[Task prompt]
Return the following lines word for word.

[begin Data for processing]

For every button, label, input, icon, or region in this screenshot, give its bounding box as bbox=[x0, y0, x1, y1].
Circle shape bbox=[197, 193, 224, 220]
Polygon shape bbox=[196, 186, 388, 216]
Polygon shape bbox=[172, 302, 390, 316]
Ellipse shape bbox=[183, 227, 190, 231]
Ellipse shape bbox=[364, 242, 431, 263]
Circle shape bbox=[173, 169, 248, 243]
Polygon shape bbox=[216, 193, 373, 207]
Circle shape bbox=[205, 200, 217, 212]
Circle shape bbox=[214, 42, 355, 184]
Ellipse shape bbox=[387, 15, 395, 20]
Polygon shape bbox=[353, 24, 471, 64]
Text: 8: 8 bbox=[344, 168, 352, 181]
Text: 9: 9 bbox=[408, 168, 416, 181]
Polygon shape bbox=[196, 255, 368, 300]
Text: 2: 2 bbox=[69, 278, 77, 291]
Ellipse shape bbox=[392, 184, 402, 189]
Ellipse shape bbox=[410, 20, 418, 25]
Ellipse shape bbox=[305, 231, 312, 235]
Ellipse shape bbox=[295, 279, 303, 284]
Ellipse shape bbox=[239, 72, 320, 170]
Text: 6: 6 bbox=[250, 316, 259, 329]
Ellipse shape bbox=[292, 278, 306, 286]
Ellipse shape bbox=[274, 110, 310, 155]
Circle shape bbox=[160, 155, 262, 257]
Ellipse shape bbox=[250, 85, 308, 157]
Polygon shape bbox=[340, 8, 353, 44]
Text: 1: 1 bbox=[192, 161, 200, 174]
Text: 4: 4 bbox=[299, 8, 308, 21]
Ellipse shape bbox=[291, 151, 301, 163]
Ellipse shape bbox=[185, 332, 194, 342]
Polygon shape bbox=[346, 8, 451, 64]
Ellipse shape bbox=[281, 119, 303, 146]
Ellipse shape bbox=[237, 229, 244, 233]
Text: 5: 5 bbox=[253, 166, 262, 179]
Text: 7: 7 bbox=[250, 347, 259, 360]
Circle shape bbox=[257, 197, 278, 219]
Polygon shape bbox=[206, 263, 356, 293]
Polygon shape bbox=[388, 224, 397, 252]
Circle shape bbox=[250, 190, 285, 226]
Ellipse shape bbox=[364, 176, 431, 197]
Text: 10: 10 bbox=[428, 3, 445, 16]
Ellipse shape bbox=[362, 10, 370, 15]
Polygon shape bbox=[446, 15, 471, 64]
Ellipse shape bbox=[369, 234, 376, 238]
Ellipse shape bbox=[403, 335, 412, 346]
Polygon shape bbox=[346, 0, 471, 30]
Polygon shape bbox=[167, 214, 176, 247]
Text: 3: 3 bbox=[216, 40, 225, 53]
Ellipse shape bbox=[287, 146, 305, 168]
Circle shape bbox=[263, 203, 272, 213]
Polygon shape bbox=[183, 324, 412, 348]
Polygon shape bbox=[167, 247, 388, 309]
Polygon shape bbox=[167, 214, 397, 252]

[end Data for processing]

[Answer to the task]
For every button, label, input, icon, or region in this screenshot, give its bounding box as bbox=[x0, y0, x1, y1].
Circle shape bbox=[197, 193, 224, 220]
Polygon shape bbox=[196, 186, 388, 216]
Polygon shape bbox=[172, 302, 390, 316]
Ellipse shape bbox=[183, 227, 190, 231]
Ellipse shape bbox=[364, 242, 431, 263]
Circle shape bbox=[173, 169, 248, 243]
Polygon shape bbox=[216, 193, 373, 207]
Circle shape bbox=[205, 200, 217, 212]
Circle shape bbox=[214, 42, 355, 184]
Ellipse shape bbox=[387, 15, 395, 20]
Polygon shape bbox=[353, 24, 471, 64]
Text: 8: 8 bbox=[344, 168, 352, 181]
Text: 9: 9 bbox=[408, 168, 416, 181]
Polygon shape bbox=[196, 255, 368, 300]
Text: 2: 2 bbox=[69, 278, 77, 291]
Ellipse shape bbox=[392, 184, 402, 189]
Ellipse shape bbox=[410, 20, 418, 25]
Ellipse shape bbox=[305, 231, 312, 235]
Ellipse shape bbox=[295, 279, 303, 284]
Ellipse shape bbox=[239, 72, 320, 170]
Text: 6: 6 bbox=[250, 316, 259, 329]
Ellipse shape bbox=[292, 278, 306, 286]
Ellipse shape bbox=[274, 110, 310, 155]
Circle shape bbox=[160, 155, 262, 257]
Ellipse shape bbox=[250, 85, 308, 157]
Polygon shape bbox=[340, 8, 353, 44]
Text: 1: 1 bbox=[192, 161, 200, 174]
Text: 4: 4 bbox=[299, 8, 308, 21]
Ellipse shape bbox=[291, 151, 301, 163]
Ellipse shape bbox=[185, 332, 194, 342]
Polygon shape bbox=[346, 8, 451, 64]
Ellipse shape bbox=[281, 119, 303, 146]
Ellipse shape bbox=[237, 229, 244, 233]
Text: 5: 5 bbox=[253, 166, 262, 179]
Text: 7: 7 bbox=[250, 347, 259, 360]
Circle shape bbox=[257, 197, 278, 219]
Polygon shape bbox=[206, 263, 356, 293]
Polygon shape bbox=[388, 224, 397, 252]
Circle shape bbox=[250, 190, 285, 226]
Ellipse shape bbox=[364, 176, 431, 197]
Text: 10: 10 bbox=[428, 3, 445, 16]
Ellipse shape bbox=[362, 10, 370, 15]
Polygon shape bbox=[446, 15, 471, 64]
Ellipse shape bbox=[369, 234, 376, 238]
Ellipse shape bbox=[403, 335, 412, 346]
Polygon shape bbox=[346, 0, 471, 30]
Polygon shape bbox=[167, 214, 176, 247]
Text: 3: 3 bbox=[216, 40, 225, 53]
Ellipse shape bbox=[287, 146, 305, 168]
Circle shape bbox=[263, 203, 272, 213]
Polygon shape bbox=[183, 324, 412, 348]
Polygon shape bbox=[167, 247, 388, 309]
Polygon shape bbox=[167, 214, 397, 252]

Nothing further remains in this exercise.